[Saved entries]
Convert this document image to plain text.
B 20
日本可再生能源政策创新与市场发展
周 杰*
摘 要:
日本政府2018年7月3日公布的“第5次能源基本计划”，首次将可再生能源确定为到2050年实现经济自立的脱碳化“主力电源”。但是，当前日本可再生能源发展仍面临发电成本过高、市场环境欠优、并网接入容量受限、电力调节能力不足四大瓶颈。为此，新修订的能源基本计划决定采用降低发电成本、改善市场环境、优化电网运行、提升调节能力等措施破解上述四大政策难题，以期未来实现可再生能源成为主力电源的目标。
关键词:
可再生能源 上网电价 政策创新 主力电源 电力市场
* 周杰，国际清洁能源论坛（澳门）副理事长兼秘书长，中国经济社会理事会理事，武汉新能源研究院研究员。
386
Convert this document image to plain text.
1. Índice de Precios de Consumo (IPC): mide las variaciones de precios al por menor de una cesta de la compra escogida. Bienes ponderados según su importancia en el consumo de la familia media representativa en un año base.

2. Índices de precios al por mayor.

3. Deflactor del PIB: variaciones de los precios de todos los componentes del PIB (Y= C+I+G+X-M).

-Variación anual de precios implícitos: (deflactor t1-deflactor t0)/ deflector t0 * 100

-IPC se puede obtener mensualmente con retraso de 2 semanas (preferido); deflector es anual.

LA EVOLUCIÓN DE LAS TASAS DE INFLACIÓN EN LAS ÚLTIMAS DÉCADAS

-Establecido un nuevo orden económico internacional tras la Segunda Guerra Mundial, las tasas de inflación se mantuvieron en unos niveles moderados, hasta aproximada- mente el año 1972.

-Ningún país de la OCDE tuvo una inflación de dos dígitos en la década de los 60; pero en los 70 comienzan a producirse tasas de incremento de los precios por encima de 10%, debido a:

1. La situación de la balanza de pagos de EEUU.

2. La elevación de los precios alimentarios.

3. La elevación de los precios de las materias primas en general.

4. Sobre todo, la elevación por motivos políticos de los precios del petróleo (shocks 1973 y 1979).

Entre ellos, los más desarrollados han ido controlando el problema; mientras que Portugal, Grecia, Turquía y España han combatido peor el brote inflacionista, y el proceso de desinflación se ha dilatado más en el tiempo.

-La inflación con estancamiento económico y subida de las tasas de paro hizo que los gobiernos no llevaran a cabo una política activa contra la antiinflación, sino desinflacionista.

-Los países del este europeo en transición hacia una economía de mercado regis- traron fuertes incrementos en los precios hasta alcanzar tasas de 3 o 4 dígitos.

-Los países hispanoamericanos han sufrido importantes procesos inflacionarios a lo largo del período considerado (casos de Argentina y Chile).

WHAT NEEDS TO BE DONE:
Above are the records. Copy every line in them holding "económico".

RESPONSE:
-Establecido un nuevo orden económico internacional tras la Segunda Guerra Mundial, las tasas de inflación se mantuvieron en unos niveles moderados, hasta aproximada- mente el año 1972.
-La inflación con estancamiento económico y subida de las tasas de paro hizo que los gobiernos no llevaran a cabo una política activa contra la antiinflación, sino desinflacionista.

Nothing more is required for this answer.